>>>>>
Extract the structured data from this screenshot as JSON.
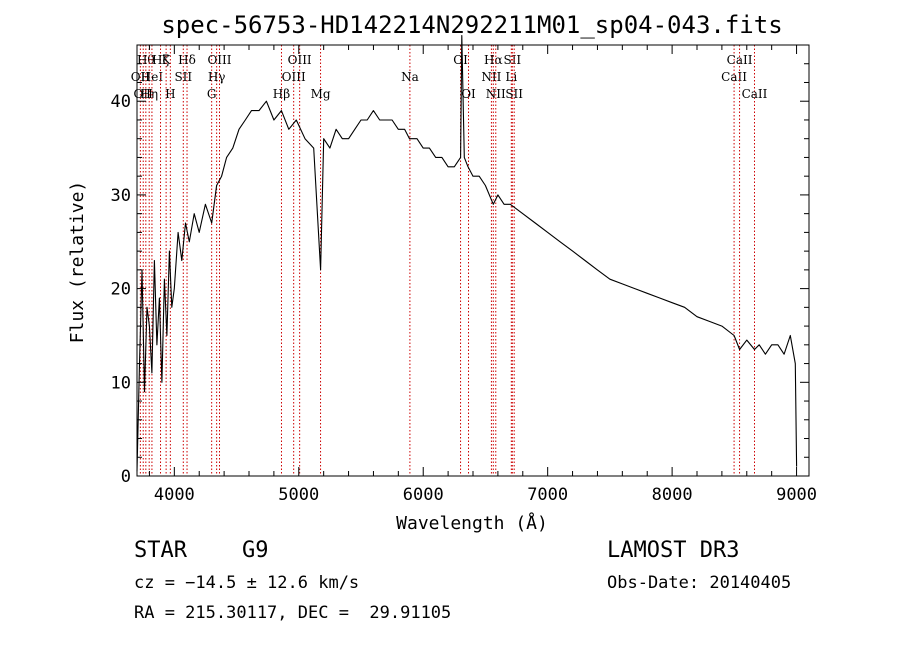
{
  "chart_data": {
    "type": "line",
    "title": "spec-56753-HD142214N292211M01_sp04-043.fits",
    "xlabel": "Wavelength (Å)",
    "ylabel": "Flux (relative)",
    "xlim": [
      3700,
      9100
    ],
    "ylim": [
      0,
      46
    ],
    "xticks": [
      4000,
      5000,
      6000,
      7000,
      8000,
      9000
    ],
    "xtick_labels": [
      "4000",
      "5000",
      "6000",
      "7000",
      "8000",
      "9000"
    ],
    "yticks": [
      0,
      10,
      20,
      30,
      40
    ],
    "ytick_labels": [
      "0",
      "10",
      "20",
      "30",
      "40"
    ],
    "series": [
      {
        "name": "spectrum",
        "x": [
          3700,
          3720,
          3740,
          3760,
          3780,
          3800,
          3820,
          3840,
          3860,
          3880,
          3900,
          3920,
          3940,
          3960,
          3980,
          4000,
          4030,
          4060,
          4090,
          4120,
          4160,
          4200,
          4250,
          4300,
          4340,
          4380,
          4420,
          4470,
          4520,
          4570,
          4620,
          4680,
          4740,
          4800,
          4860,
          4920,
          4980,
          5050,
          5120,
          5175,
          5200,
          5250,
          5300,
          5350,
          5400,
          5450,
          5500,
          5550,
          5600,
          5650,
          5700,
          5750,
          5800,
          5850,
          5890,
          5950,
          6000,
          6050,
          6100,
          6150,
          6200,
          6250,
          6300,
          6310,
          6330,
          6360,
          6400,
          6450,
          6500,
          6563,
          6600,
          6650,
          6700,
          6800,
          6900,
          7000,
          7100,
          7200,
          7300,
          7400,
          7500,
          7600,
          7700,
          7800,
          7900,
          8000,
          8100,
          8200,
          8300,
          8400,
          8498,
          8542,
          8600,
          8662,
          8700,
          8750,
          8800,
          8850,
          8900,
          8950,
          8990,
          9000
        ],
        "y": [
          0.5,
          12,
          22,
          9,
          18,
          16,
          11,
          23,
          14,
          19,
          10,
          21,
          15,
          24,
          18,
          20,
          26,
          23,
          27,
          25,
          28,
          26,
          29,
          27,
          31,
          32,
          34,
          35,
          37,
          38,
          39,
          39,
          40,
          38,
          39,
          37,
          38,
          36,
          35,
          22,
          36,
          35,
          37,
          36,
          36,
          37,
          38,
          38,
          39,
          38,
          38,
          38,
          37,
          37,
          36,
          36,
          35,
          35,
          34,
          34,
          33,
          33,
          34,
          47,
          34,
          33,
          32,
          32,
          31,
          29,
          30,
          29,
          29,
          28,
          27,
          26,
          25,
          24,
          23,
          22,
          21,
          20.5,
          20,
          19.5,
          19,
          18.5,
          18,
          17,
          16.5,
          16,
          15,
          13.5,
          14.5,
          13.5,
          14,
          13,
          14,
          14,
          13,
          15,
          12,
          1
        ]
      }
    ],
    "spectral_lines": [
      {
        "wavelength": 3727,
        "label": "OII",
        "row": 2
      },
      {
        "wavelength": 3750,
        "label": "OII",
        "row": 3
      },
      {
        "wavelength": 3771,
        "label": "Hθ",
        "row": 1
      },
      {
        "wavelength": 3798,
        "label": "Hη",
        "row": 3
      },
      {
        "wavelength": 3820,
        "label": "HeI",
        "row": 2
      },
      {
        "wavelength": 3889,
        "label": "Hζ",
        "row": 1
      },
      {
        "wavelength": 3934,
        "label": "K",
        "row": 1
      },
      {
        "wavelength": 3968,
        "label": "H",
        "row": 3
      },
      {
        "wavelength": 4072,
        "label": "SII",
        "row": 2
      },
      {
        "wavelength": 4102,
        "label": "Hδ",
        "row": 1
      },
      {
        "wavelength": 4300,
        "label": "G",
        "row": 3
      },
      {
        "wavelength": 4340,
        "label": "Hγ",
        "row": 2
      },
      {
        "wavelength": 4363,
        "label": "OIII",
        "row": 1
      },
      {
        "wavelength": 4861,
        "label": "Hβ",
        "row": 3
      },
      {
        "wavelength": 4959,
        "label": "OIII",
        "row": 2
      },
      {
        "wavelength": 5007,
        "label": "OIII",
        "row": 1
      },
      {
        "wavelength": 5175,
        "label": "Mg",
        "row": 3
      },
      {
        "wavelength": 5893,
        "label": "Na",
        "row": 2
      },
      {
        "wavelength": 6300,
        "label": "OI",
        "row": 1
      },
      {
        "wavelength": 6364,
        "label": "OI",
        "row": 3
      },
      {
        "wavelength": 6548,
        "label": "NII",
        "row": 2
      },
      {
        "wavelength": 6563,
        "label": "Hα",
        "row": 1
      },
      {
        "wavelength": 6583,
        "label": "NII",
        "row": 3
      },
      {
        "wavelength": 6708,
        "label": "Li",
        "row": 2
      },
      {
        "wavelength": 6716,
        "label": "SII",
        "row": 1
      },
      {
        "wavelength": 6731,
        "label": "SII",
        "row": 3
      },
      {
        "wavelength": 8498,
        "label": "CaII",
        "row": 2
      },
      {
        "wavelength": 8542,
        "label": "CaII",
        "row": 1
      },
      {
        "wavelength": 8662,
        "label": "CaII",
        "row": 3
      }
    ],
    "colors": {
      "spectrum": "#000000",
      "lines": "#cc0000",
      "axes": "#000000"
    }
  },
  "info": {
    "object_class": "STAR",
    "subclass": "G9",
    "survey": "LAMOST DR3",
    "cz": "cz = −14.5 ± 12.6 km/s",
    "obs_date": "Obs-Date: 20140405",
    "coords": "RA = 215.30117, DEC =  29.91105"
  }
}
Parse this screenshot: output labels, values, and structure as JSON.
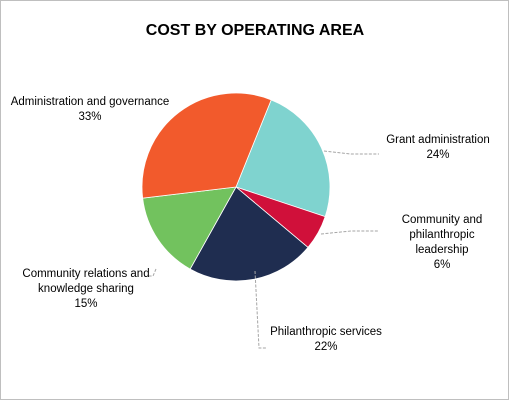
{
  "chart_data": {
    "type": "pie",
    "title": "COST BY OPERATING AREA",
    "slices": [
      {
        "label_lines": [
          "Grant administration"
        ],
        "label_pct": "24%",
        "value": 24,
        "color": "#7fd3cf"
      },
      {
        "label_lines": [
          "Community and",
          "philanthropic",
          "leadership"
        ],
        "label_pct": "6%",
        "value": 6,
        "color": "#d0103a"
      },
      {
        "label_lines": [
          "Philanthropic services"
        ],
        "label_pct": "22%",
        "value": 22,
        "color": "#1f2d50"
      },
      {
        "label_lines": [
          "Community relations and",
          "knowledge sharing"
        ],
        "label_pct": "15%",
        "value": 15,
        "color": "#72c25e"
      },
      {
        "label_lines": [
          "Administration and governance"
        ],
        "label_pct": "33%",
        "value": 33,
        "color": "#f25a2c"
      }
    ],
    "start_angle_deg": 68,
    "legend": "none"
  }
}
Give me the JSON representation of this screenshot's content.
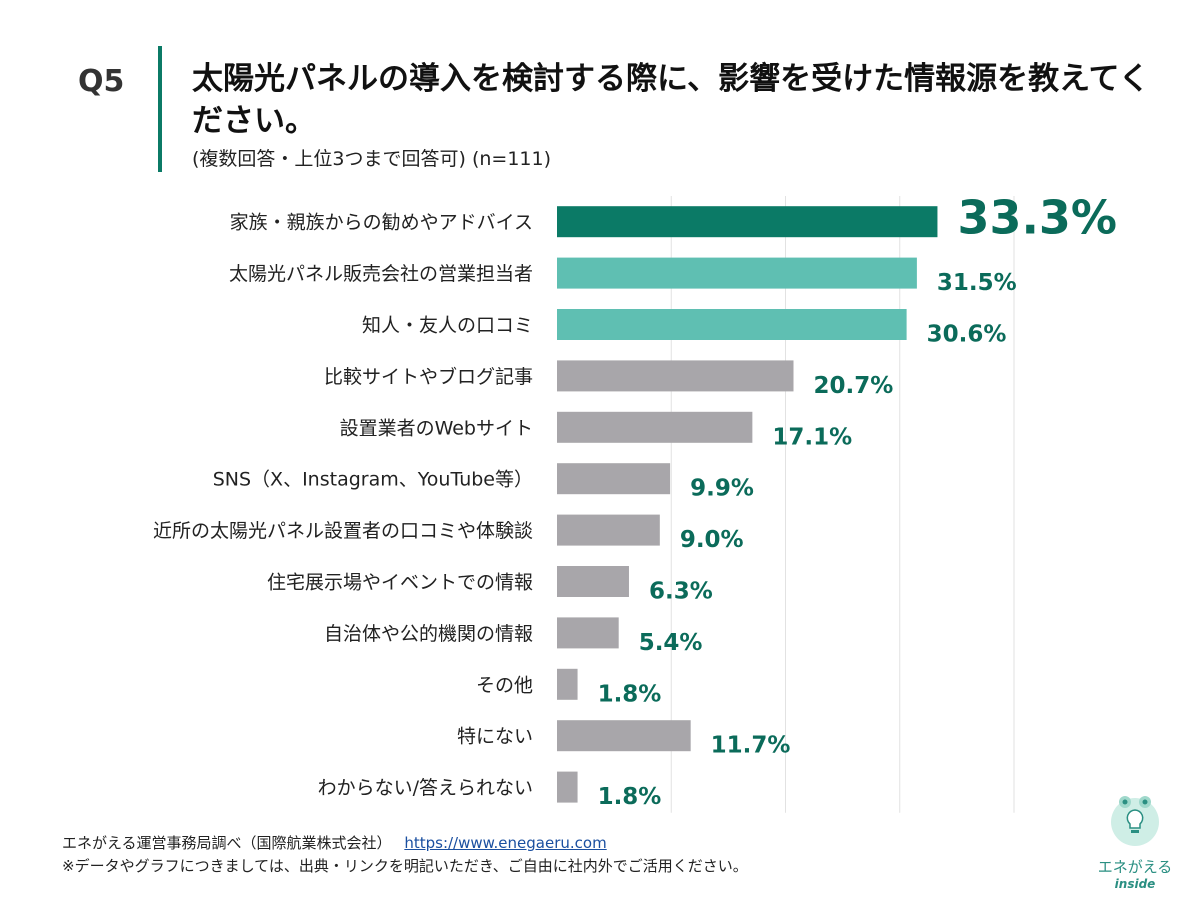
{
  "question": {
    "number": "Q5",
    "title": "太陽光パネルの導入を検討する際に、影響を受けた情報源を教えてください。",
    "subtitle": "(複数回答・上位3つまで回答可)  (n=111)"
  },
  "colors": {
    "accent": "#0b7a66",
    "top1": "#0b7a66",
    "top3": "#5fbfb2",
    "other": "#a8a6aa",
    "value_text": "#0b6b5a"
  },
  "chart_data": {
    "type": "bar",
    "orientation": "horizontal",
    "categories": [
      "家族・親族からの勧めやアドバイス",
      "太陽光パネル販売会社の営業担当者",
      "知人・友人の口コミ",
      "比較サイトやブログ記事",
      "設置業者のWebサイト",
      "SNS（X、Instagram、YouTube等）",
      "近所の太陽光パネル設置者の口コミや体験談",
      "住宅展示場やイベントでの情報",
      "自治体や公的機関の情報",
      "その他",
      "特にない",
      "わからない/答えられない"
    ],
    "values": [
      33.3,
      31.5,
      30.6,
      20.7,
      17.1,
      9.9,
      9.0,
      6.3,
      5.4,
      1.8,
      11.7,
      1.8
    ],
    "value_labels": [
      "33.3%",
      "31.5%",
      "30.6%",
      "20.7%",
      "17.1%",
      "9.9%",
      "9.0%",
      "6.3%",
      "5.4%",
      "1.8%",
      "11.7%",
      "1.8%"
    ],
    "xlim": [
      0,
      40
    ],
    "grid": true
  },
  "footer": {
    "source": "エネがえる運営事務局調べ（国際航業株式会社）",
    "link": "https://www.enegaeru.com",
    "note": "※データやグラフにつきましては、出典・リンクを明記いただき、ご自由に社内外でご活用ください。"
  },
  "logo": {
    "text": "エネがえる",
    "subtext": "inside"
  }
}
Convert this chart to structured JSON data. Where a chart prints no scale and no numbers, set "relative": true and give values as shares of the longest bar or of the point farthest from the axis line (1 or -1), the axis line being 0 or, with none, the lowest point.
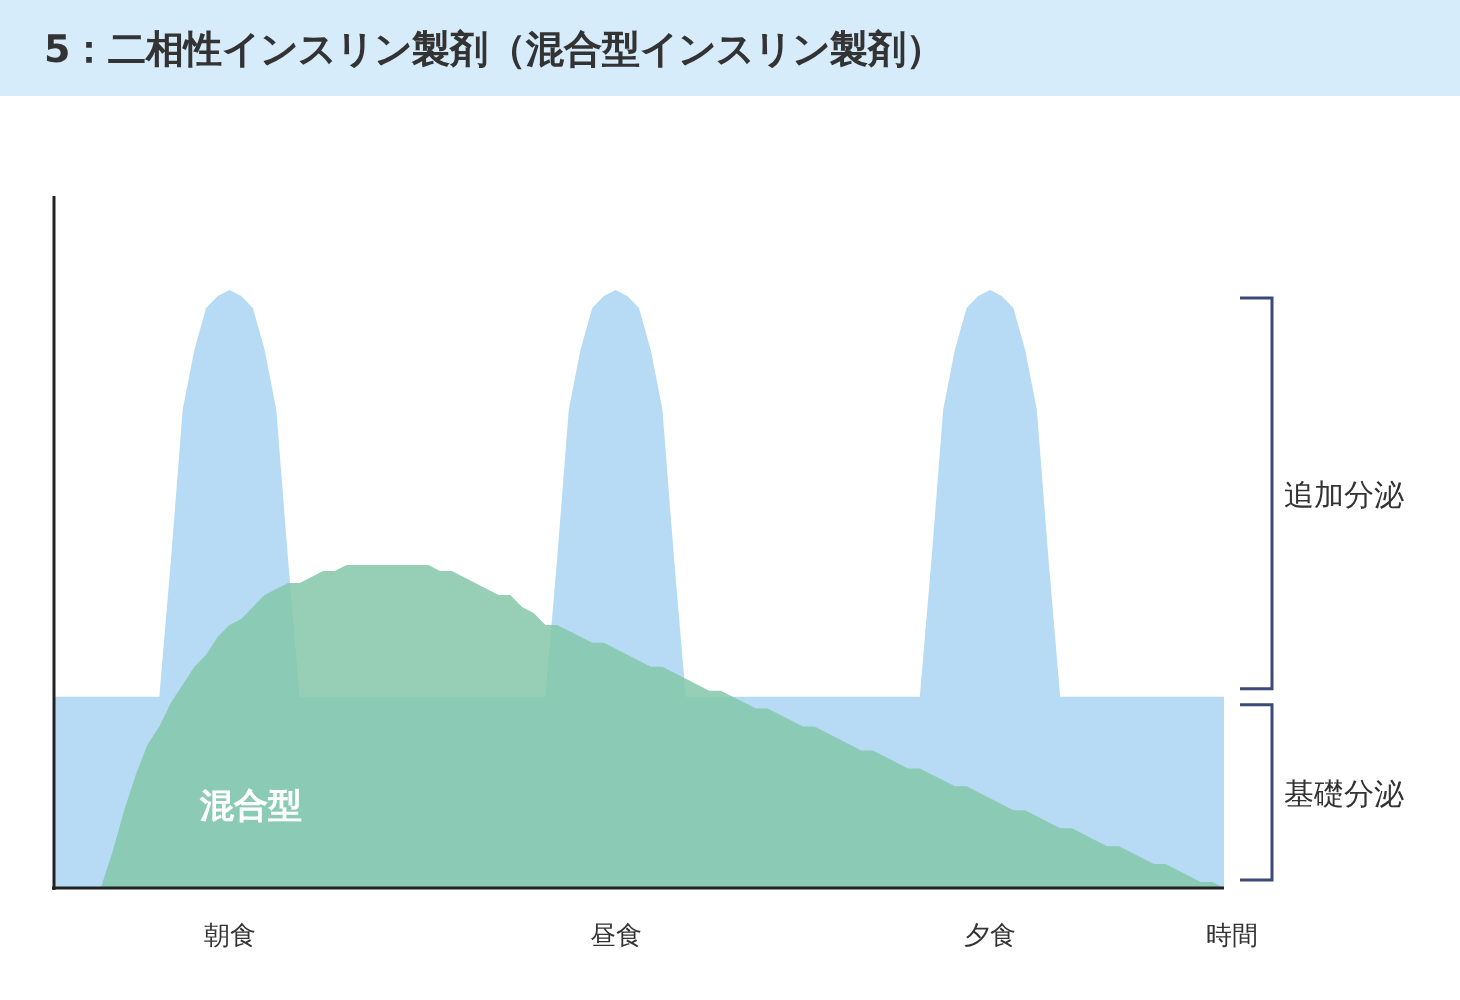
{
  "chart_data": {
    "type": "area",
    "title": "5：二相性インスリン製剤（混合型インスリン製剤）",
    "xlabel": "時間",
    "relative": true,
    "tick_labels": "x",
    "categories": [
      null,
      null,
      null,
      null,
      null,
      null,
      null,
      null,
      null,
      null,
      null,
      null,
      null,
      null,
      null,
      "朝食",
      null,
      null,
      null,
      null,
      null,
      null,
      null,
      null,
      null,
      null,
      null,
      null,
      null,
      null,
      null,
      null,
      null,
      null,
      null,
      null,
      null,
      null,
      null,
      null,
      null,
      null,
      null,
      null,
      null,
      null,
      null,
      null,
      "昼食",
      null,
      null,
      null,
      null,
      null,
      null,
      null,
      null,
      null,
      null,
      null,
      null,
      null,
      null,
      null,
      null,
      null,
      null,
      null,
      null,
      null,
      null,
      null,
      null,
      null,
      null,
      null,
      null,
      null,
      null,
      null,
      "夕食",
      null,
      null,
      null,
      null,
      null,
      null,
      null,
      null,
      null,
      null,
      null,
      null,
      null,
      null,
      null,
      null,
      null,
      null,
      null,
      null
    ],
    "annotations": [
      "追加分泌",
      "基礎分泌"
    ],
    "series": [
      {
        "color": "#b7dbf5",
        "values": [
          0.32,
          0.32,
          0.32,
          0.32,
          0.32,
          0.32,
          0.32,
          0.32,
          0.32,
          0.32,
          0.55,
          0.8,
          0.9,
          0.97,
          0.99,
          1,
          0.99,
          0.97,
          0.9,
          0.8,
          0.55,
          0.32,
          0.32,
          0.32,
          0.32,
          0.32,
          0.32,
          0.32,
          0.32,
          0.32,
          0.32,
          0.32,
          0.32,
          0.32,
          0.32,
          0.32,
          0.32,
          0.32,
          0.32,
          0.32,
          0.32,
          0.32,
          0.32,
          0.55,
          0.8,
          0.9,
          0.97,
          0.99,
          1,
          0.99,
          0.97,
          0.9,
          0.8,
          0.55,
          0.32,
          0.32,
          0.32,
          0.32,
          0.32,
          0.32,
          0.32,
          0.32,
          0.32,
          0.32,
          0.32,
          0.32,
          0.32,
          0.32,
          0.32,
          0.32,
          0.32,
          0.32,
          0.32,
          0.32,
          0.32,
          0.55,
          0.8,
          0.9,
          0.97,
          0.99,
          1,
          0.99,
          0.97,
          0.9,
          0.8,
          0.55,
          0.32,
          0.32,
          0.32,
          0.32,
          0.32,
          0.32,
          0.32,
          0.32,
          0.32,
          0.32,
          0.32,
          0.32,
          0.32,
          0.32,
          0.32
        ]
      },
      {
        "name": "混合型",
        "color": "#84c7a8",
        "values": [
          null,
          null,
          null,
          null,
          0,
          0.06,
          0.13,
          0.19,
          0.24,
          0.27,
          0.31,
          0.34,
          0.37,
          0.39,
          0.42,
          0.44,
          0.45,
          0.47,
          0.49,
          0.5,
          0.51,
          0.51,
          0.52,
          0.53,
          0.53,
          0.54,
          0.54,
          0.54,
          0.54,
          0.54,
          0.54,
          0.54,
          0.54,
          0.53,
          0.53,
          0.52,
          0.51,
          0.5,
          0.49,
          0.49,
          0.47,
          0.46,
          0.44,
          0.44,
          0.43,
          0.42,
          0.41,
          0.41,
          0.4,
          0.39,
          0.38,
          0.37,
          0.37,
          0.36,
          0.35,
          0.34,
          0.33,
          0.33,
          0.32,
          0.31,
          0.3,
          0.3,
          0.29,
          0.28,
          0.27,
          0.27,
          0.26,
          0.25,
          0.24,
          0.23,
          0.23,
          0.22,
          0.21,
          0.2,
          0.2,
          0.19,
          0.18,
          0.17,
          0.17,
          0.16,
          0.15,
          0.14,
          0.13,
          0.13,
          0.12,
          0.11,
          0.1,
          0.1,
          0.09,
          0.08,
          0.07,
          0.07,
          0.06,
          0.05,
          0.04,
          0.04,
          0.03,
          0.02,
          0.01,
          0.01,
          0
        ]
      }
    ]
  }
}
<<<<<
- **WORK INSTRUCTIONS**: Scan the listing above for the word "none" and show each line where it is found.

- **EXPECTED OUTPUT**:
    "legend": "none"
Convert this chart to structured JSON data. Where a chart prints no scale and no numbers, set "relative": true and give values as shares of the longest bar or of the point farthest from the axis line (1 or -1), the axis line being 0 or, with none, the lowest point.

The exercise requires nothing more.